- WORK TO COMPLETE -
Copy all the entries word for word, but omit the pictures.

- LISTING -
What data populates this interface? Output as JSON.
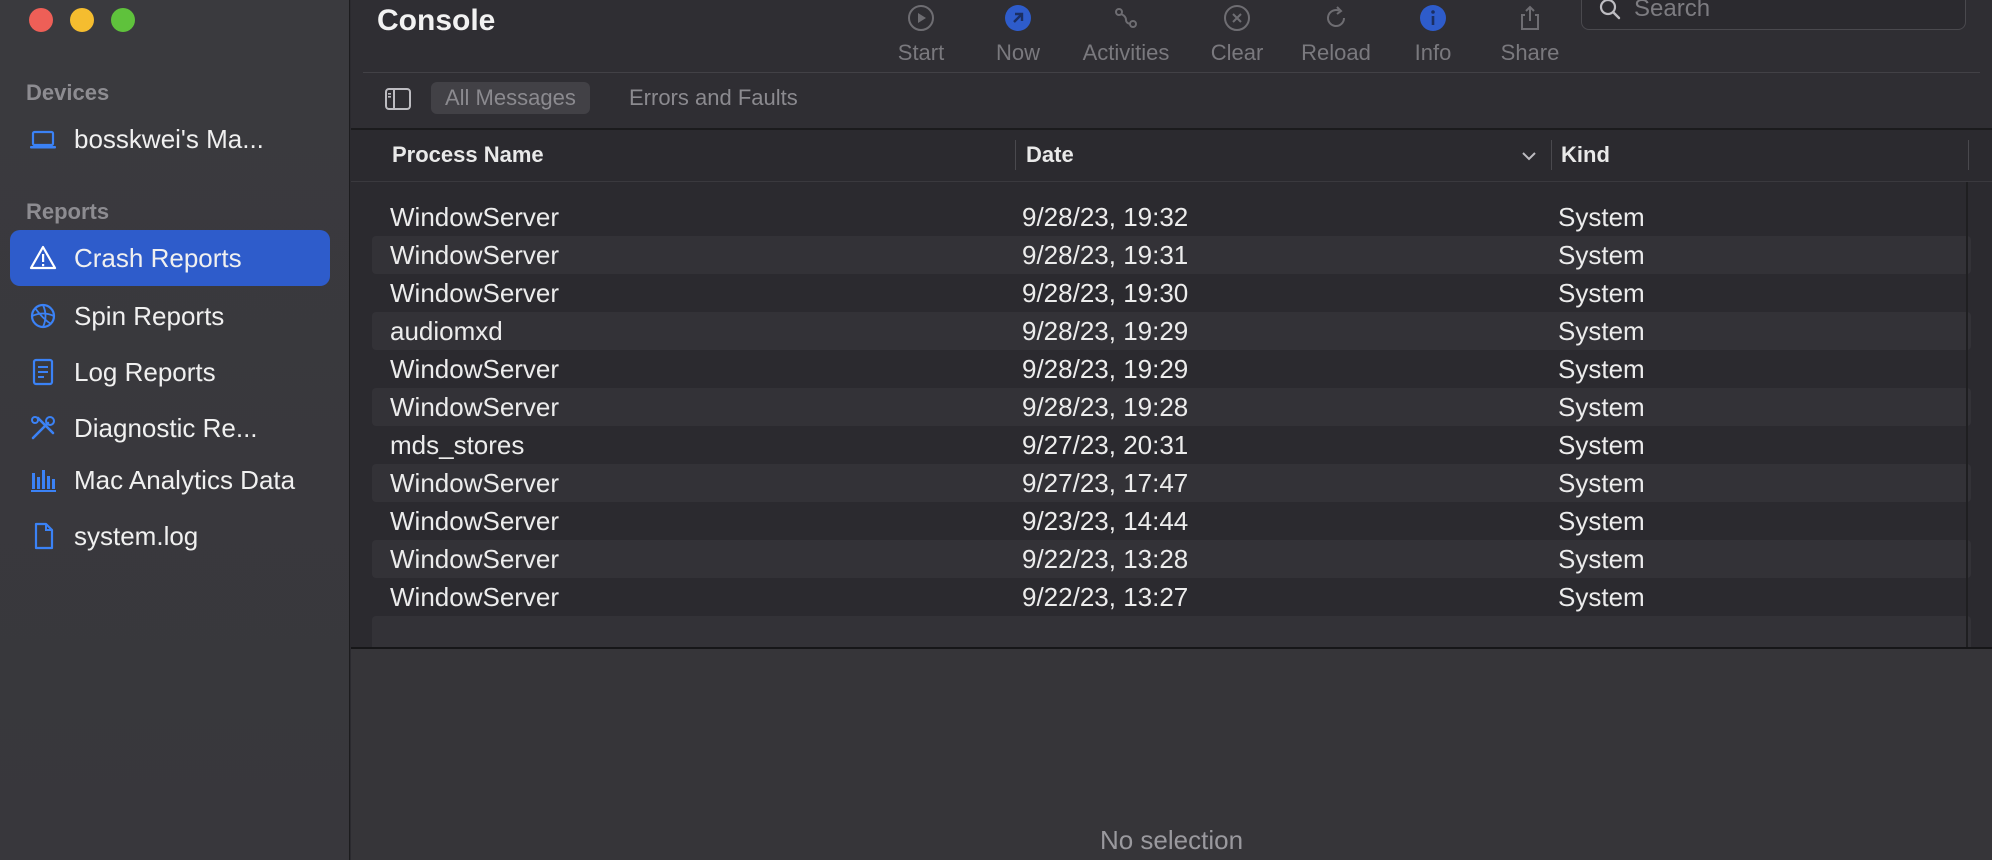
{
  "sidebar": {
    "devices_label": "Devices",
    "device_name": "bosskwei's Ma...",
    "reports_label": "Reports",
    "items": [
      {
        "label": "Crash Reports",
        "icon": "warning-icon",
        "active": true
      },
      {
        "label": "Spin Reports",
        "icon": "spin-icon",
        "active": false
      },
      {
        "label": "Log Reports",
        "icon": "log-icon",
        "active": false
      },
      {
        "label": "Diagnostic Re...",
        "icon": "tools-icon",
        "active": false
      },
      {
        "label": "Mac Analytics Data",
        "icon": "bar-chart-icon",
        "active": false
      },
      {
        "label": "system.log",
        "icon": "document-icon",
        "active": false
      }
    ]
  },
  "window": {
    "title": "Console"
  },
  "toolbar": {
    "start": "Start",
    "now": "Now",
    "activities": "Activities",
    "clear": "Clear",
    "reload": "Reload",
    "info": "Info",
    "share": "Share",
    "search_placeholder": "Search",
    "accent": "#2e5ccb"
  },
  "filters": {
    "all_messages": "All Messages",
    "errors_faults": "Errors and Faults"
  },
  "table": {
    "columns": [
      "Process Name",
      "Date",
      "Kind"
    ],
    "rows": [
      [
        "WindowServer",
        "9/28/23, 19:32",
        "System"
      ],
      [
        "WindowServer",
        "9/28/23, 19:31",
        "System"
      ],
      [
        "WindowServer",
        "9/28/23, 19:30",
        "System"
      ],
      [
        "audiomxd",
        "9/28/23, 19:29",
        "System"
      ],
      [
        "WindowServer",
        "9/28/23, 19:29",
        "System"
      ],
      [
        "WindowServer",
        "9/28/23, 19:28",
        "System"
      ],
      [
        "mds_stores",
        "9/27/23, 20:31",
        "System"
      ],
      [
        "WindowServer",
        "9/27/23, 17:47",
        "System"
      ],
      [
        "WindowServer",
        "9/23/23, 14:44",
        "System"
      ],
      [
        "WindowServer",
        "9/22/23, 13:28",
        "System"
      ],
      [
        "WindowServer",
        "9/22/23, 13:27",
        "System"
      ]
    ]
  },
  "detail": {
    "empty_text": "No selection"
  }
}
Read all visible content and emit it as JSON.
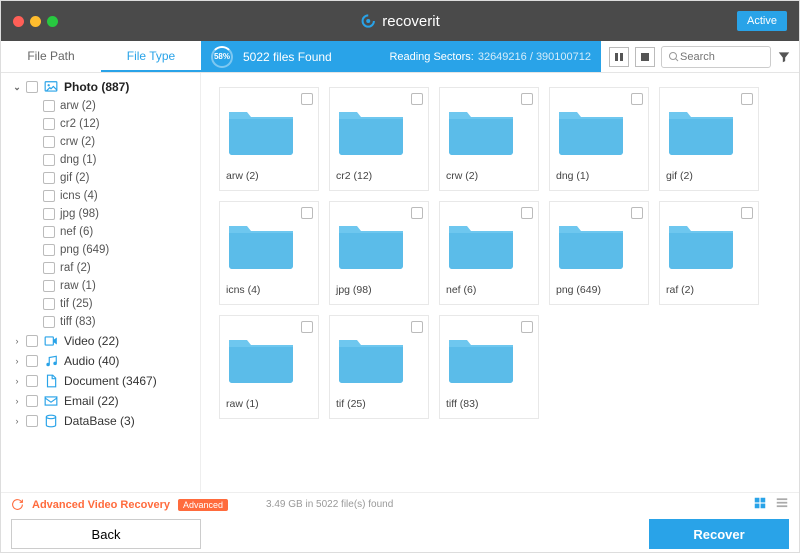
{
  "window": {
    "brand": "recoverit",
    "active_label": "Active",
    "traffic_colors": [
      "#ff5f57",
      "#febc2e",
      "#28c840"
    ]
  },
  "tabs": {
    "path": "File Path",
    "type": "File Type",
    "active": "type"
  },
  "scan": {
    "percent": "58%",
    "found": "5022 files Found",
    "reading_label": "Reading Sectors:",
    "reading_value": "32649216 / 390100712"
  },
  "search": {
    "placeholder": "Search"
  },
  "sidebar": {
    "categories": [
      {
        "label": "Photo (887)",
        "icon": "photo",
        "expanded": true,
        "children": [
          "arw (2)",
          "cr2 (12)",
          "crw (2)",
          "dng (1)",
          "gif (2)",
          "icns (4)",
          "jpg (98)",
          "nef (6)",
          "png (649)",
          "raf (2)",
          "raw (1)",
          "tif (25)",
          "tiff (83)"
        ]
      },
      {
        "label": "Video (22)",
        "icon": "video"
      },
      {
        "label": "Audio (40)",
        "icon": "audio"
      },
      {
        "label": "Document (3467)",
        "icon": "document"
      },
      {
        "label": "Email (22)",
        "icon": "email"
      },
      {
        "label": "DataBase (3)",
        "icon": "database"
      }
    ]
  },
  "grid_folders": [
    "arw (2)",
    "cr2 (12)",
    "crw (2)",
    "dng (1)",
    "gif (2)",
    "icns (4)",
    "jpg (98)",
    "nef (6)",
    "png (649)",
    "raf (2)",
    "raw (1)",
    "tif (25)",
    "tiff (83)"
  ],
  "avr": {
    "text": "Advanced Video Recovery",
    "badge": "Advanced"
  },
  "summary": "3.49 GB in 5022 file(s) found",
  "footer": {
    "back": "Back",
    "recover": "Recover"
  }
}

- SOLUTION -
What data populates this interface? Output as JSON.
{
  "sidebar": {
    "devices_label": "Devices",
    "device_name": "bosskwei's Ma...",
    "reports_label": "Reports",
    "items": [
      {
        "label": "Crash Reports",
        "icon": "warning-icon",
        "active": true
      },
      {
        "label": "Spin Reports",
        "icon": "spin-icon",
        "active": false
      },
      {
        "label": "Log Reports",
        "icon": "log-icon",
        "active": false
      },
      {
        "label": "Diagnostic Re...",
        "icon": "tools-icon",
        "active": false
      },
      {
        "label": "Mac Analytics Data",
        "icon": "bar-chart-icon",
        "active": false
      },
      {
        "label": "system.log",
        "icon": "document-icon",
        "active": false
      }
    ]
  },
  "window": {
    "title": "Console"
  },
  "toolbar": {
    "start": "Start",
    "now": "Now",
    "activities": "Activities",
    "clear": "Clear",
    "reload": "Reload",
    "info": "Info",
    "share": "Share",
    "search_placeholder": "Search",
    "accent": "#2e5ccb"
  },
  "filters": {
    "all_messages": "All Messages",
    "errors_faults": "Errors and Faults"
  },
  "table": {
    "columns": [
      "Process Name",
      "Date",
      "Kind"
    ],
    "rows": [
      [
        "WindowServer",
        "9/28/23, 19:32",
        "System"
      ],
      [
        "WindowServer",
        "9/28/23, 19:31",
        "System"
      ],
      [
        "WindowServer",
        "9/28/23, 19:30",
        "System"
      ],
      [
        "audiomxd",
        "9/28/23, 19:29",
        "System"
      ],
      [
        "WindowServer",
        "9/28/23, 19:29",
        "System"
      ],
      [
        "WindowServer",
        "9/28/23, 19:28",
        "System"
      ],
      [
        "mds_stores",
        "9/27/23, 20:31",
        "System"
      ],
      [
        "WindowServer",
        "9/27/23, 17:47",
        "System"
      ],
      [
        "WindowServer",
        "9/23/23, 14:44",
        "System"
      ],
      [
        "WindowServer",
        "9/22/23, 13:28",
        "System"
      ],
      [
        "WindowServer",
        "9/22/23, 13:27",
        "System"
      ]
    ]
  },
  "detail": {
    "empty_text": "No selection"
  }
}
Read all visible content and emit it as JSON.
{
  "window": {
    "brand": "recoverit",
    "active_label": "Active",
    "traffic_colors": [
      "#ff5f57",
      "#febc2e",
      "#28c840"
    ]
  },
  "tabs": {
    "path": "File Path",
    "type": "File Type",
    "active": "type"
  },
  "scan": {
    "percent": "58%",
    "found": "5022 files Found",
    "reading_label": "Reading Sectors:",
    "reading_value": "32649216 / 390100712"
  },
  "search": {
    "placeholder": "Search"
  },
  "sidebar": {
    "categories": [
      {
        "label": "Photo (887)",
        "icon": "photo",
        "expanded": true,
        "children": [
          "arw (2)",
          "cr2 (12)",
          "crw (2)",
          "dng (1)",
          "gif (2)",
          "icns (4)",
          "jpg (98)",
          "nef (6)",
          "png (649)",
          "raf (2)",
          "raw (1)",
          "tif (25)",
          "tiff (83)"
        ]
      },
      {
        "label": "Video (22)",
        "icon": "video"
      },
      {
        "label": "Audio (40)",
        "icon": "audio"
      },
      {
        "label": "Document (3467)",
        "icon": "document"
      },
      {
        "label": "Email (22)",
        "icon": "email"
      },
      {
        "label": "DataBase (3)",
        "icon": "database"
      }
    ]
  },
  "grid_folders": [
    "arw (2)",
    "cr2 (12)",
    "crw (2)",
    "dng (1)",
    "gif (2)",
    "icns (4)",
    "jpg (98)",
    "nef (6)",
    "png (649)",
    "raf (2)",
    "raw (1)",
    "tif (25)",
    "tiff (83)"
  ],
  "avr": {
    "text": "Advanced Video Recovery",
    "badge": "Advanced"
  },
  "summary": "3.49 GB in 5022 file(s) found",
  "footer": {
    "back": "Back",
    "recover": "Recover"
  }
}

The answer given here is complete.